--- Begin ---

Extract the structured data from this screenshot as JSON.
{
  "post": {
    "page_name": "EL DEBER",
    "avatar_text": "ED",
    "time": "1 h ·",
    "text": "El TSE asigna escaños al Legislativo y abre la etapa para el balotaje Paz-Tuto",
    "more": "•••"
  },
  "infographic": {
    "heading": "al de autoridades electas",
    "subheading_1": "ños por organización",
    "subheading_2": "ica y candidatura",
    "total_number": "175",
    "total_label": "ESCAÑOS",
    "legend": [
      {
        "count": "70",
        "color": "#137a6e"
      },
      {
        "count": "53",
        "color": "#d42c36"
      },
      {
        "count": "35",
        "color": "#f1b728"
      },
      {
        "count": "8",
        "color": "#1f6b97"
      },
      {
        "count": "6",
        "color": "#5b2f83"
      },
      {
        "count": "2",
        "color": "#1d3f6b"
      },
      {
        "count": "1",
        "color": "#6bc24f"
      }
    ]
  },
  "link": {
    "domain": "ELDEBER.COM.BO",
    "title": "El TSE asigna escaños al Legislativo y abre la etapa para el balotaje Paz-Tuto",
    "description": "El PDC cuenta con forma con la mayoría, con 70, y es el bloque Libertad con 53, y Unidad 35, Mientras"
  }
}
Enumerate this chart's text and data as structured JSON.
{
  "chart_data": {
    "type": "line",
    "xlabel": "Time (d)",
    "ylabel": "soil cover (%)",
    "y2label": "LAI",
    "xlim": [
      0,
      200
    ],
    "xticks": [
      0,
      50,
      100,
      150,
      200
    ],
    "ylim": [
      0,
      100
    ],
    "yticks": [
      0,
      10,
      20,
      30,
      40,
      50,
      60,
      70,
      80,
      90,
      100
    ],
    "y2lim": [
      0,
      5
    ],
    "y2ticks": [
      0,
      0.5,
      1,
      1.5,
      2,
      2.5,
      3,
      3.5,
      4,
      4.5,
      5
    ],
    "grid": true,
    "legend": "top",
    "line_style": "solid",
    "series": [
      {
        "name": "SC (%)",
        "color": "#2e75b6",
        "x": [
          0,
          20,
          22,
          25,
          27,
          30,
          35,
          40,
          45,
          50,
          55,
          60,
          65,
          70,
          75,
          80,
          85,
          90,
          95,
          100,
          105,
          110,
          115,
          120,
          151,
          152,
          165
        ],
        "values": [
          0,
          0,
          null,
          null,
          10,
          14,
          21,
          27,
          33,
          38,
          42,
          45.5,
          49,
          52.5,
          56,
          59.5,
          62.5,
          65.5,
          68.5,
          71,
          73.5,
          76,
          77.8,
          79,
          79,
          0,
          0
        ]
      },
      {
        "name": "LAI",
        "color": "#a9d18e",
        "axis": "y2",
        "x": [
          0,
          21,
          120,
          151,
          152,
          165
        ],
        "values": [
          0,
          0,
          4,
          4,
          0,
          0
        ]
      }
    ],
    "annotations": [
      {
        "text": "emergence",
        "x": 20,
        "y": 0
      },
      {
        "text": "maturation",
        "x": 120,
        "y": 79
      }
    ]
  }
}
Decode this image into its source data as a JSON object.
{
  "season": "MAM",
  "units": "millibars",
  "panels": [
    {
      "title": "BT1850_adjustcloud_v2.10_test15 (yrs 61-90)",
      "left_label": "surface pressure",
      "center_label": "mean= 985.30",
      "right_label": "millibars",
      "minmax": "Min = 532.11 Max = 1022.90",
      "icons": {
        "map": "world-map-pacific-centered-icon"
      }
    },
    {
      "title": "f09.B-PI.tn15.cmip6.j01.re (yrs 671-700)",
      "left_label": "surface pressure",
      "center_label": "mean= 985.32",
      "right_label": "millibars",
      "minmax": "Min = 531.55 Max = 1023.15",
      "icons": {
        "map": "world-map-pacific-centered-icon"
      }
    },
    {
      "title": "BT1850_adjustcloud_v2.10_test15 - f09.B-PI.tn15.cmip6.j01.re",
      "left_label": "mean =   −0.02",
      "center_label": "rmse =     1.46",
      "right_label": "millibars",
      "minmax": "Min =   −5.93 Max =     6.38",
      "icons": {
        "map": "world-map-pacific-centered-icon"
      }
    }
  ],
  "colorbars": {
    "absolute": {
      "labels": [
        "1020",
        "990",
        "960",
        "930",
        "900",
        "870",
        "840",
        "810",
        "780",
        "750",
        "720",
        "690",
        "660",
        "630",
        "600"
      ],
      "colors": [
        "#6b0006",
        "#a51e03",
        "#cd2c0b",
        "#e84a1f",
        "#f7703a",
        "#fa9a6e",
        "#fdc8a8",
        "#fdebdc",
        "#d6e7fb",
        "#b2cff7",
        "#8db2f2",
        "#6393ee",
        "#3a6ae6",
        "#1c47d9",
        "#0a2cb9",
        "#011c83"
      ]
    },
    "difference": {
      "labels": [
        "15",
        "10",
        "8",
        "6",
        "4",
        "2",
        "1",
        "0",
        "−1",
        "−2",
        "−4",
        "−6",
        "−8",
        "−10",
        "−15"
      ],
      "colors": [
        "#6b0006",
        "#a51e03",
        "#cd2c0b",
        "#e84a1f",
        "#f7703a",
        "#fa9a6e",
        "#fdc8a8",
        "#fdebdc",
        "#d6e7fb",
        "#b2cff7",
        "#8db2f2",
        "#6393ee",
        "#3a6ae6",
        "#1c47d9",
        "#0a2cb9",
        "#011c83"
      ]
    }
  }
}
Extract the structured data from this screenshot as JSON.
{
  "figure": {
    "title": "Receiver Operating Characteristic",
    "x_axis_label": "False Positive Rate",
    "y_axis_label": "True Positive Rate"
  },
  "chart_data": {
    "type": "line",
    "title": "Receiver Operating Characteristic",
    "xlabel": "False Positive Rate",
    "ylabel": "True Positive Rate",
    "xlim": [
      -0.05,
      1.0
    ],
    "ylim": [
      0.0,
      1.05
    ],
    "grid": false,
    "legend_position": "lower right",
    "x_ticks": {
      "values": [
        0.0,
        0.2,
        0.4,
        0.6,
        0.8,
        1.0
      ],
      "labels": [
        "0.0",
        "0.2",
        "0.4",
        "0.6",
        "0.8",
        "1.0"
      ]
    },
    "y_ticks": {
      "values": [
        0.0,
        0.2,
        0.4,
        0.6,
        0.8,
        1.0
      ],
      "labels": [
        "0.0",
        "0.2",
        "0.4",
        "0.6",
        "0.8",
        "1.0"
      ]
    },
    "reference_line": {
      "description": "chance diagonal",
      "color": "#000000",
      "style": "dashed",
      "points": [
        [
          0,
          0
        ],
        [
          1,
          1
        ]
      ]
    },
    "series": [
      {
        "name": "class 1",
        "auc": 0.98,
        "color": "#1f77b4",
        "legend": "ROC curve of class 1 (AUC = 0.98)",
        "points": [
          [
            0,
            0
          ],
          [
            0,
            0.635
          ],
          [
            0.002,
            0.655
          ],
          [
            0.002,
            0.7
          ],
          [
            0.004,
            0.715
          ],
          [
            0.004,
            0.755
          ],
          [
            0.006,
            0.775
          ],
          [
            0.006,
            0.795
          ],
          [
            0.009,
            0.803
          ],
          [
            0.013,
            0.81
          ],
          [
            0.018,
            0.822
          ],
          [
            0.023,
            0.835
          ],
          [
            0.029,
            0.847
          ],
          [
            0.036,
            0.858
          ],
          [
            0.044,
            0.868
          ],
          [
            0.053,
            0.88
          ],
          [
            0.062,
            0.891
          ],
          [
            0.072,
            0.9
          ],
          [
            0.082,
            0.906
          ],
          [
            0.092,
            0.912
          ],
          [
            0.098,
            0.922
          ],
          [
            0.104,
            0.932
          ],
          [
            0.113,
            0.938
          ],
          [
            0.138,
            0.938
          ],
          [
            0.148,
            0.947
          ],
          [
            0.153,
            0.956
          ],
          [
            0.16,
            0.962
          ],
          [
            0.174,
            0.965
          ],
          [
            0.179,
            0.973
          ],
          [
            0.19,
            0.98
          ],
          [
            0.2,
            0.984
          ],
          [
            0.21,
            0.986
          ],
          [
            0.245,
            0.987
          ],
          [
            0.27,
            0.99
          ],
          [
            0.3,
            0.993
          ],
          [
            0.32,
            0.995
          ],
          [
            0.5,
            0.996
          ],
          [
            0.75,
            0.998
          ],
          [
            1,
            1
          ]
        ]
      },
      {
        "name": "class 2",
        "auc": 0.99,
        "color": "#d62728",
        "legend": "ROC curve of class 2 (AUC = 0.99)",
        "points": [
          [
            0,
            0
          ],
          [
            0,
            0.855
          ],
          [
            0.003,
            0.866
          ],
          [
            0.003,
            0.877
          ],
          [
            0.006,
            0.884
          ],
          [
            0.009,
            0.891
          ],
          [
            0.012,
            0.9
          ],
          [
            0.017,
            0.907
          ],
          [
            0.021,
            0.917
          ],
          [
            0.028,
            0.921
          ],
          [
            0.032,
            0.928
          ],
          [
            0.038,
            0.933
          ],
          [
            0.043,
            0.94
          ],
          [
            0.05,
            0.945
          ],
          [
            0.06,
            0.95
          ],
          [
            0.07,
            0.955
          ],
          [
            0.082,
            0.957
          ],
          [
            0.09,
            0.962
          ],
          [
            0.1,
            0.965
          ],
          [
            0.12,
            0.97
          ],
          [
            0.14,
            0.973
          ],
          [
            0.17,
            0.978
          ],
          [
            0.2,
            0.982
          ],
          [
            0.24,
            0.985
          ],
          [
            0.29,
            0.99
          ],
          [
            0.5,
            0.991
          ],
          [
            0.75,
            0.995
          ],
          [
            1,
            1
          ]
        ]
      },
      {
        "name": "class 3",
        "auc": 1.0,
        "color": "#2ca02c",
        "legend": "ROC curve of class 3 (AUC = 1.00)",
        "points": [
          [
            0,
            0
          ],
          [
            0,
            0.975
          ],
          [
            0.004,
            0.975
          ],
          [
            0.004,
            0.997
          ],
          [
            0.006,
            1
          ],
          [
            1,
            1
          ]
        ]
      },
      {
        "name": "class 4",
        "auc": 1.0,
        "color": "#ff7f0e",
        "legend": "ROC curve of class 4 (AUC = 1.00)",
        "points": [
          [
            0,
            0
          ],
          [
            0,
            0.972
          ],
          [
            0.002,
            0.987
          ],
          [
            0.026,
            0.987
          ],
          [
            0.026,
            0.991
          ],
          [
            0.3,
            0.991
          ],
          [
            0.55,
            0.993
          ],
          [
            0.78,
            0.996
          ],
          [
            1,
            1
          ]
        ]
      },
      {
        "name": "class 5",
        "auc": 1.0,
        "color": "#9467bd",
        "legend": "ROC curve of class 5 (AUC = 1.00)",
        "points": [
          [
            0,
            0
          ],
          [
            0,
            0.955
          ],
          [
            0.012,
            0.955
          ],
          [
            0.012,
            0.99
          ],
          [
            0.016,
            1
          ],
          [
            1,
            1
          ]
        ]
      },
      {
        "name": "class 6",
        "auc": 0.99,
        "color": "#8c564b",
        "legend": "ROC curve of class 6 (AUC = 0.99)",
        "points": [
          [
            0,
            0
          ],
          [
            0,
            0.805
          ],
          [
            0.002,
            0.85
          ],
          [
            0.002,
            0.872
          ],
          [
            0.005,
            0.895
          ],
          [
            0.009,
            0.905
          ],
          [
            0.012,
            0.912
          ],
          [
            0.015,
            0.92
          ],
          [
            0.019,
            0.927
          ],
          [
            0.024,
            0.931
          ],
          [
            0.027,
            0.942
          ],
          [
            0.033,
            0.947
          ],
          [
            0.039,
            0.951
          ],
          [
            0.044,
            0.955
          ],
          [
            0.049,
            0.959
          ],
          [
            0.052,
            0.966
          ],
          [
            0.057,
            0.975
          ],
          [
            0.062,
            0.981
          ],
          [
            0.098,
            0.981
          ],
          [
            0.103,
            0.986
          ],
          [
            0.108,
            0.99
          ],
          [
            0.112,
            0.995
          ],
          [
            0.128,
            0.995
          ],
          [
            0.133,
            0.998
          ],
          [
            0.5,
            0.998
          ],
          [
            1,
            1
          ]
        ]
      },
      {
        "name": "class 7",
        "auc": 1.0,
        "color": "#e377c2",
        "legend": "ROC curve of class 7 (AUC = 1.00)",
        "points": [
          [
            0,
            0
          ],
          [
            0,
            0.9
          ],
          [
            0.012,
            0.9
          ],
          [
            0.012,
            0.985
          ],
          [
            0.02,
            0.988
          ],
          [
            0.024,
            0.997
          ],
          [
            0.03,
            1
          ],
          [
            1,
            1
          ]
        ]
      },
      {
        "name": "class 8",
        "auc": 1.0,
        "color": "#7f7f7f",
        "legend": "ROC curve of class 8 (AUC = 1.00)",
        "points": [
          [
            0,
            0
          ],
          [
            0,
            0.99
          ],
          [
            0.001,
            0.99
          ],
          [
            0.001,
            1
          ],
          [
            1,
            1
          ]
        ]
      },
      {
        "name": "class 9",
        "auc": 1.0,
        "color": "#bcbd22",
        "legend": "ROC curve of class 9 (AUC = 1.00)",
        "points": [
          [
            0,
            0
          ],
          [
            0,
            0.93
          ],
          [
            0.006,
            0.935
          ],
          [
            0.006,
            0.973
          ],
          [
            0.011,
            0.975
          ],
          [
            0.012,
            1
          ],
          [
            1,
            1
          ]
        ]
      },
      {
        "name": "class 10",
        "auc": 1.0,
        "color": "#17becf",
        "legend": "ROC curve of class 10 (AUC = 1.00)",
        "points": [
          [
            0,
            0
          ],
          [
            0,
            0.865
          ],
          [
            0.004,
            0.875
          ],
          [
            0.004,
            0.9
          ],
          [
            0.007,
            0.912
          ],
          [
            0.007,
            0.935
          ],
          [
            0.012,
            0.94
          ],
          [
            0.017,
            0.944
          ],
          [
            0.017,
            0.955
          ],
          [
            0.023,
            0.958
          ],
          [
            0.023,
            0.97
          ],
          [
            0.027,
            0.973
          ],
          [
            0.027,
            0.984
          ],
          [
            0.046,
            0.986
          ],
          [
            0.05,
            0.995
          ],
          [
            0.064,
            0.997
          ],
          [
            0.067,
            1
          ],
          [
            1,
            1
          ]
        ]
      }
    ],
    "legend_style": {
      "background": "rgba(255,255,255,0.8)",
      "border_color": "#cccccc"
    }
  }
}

--- End ---

#### YOUR INSTRUCTIONS:
Gather each line of the listing containing the word "Tuto" and show it.

#### EXERCISE RESULT:
    "text": "El TSE asigna escaños al Legislativo y abre la etapa para el balotaje Paz-Tuto",
    "title": "El TSE asigna escaños al Legislativo y abre la etapa para el balotaje Paz-Tuto",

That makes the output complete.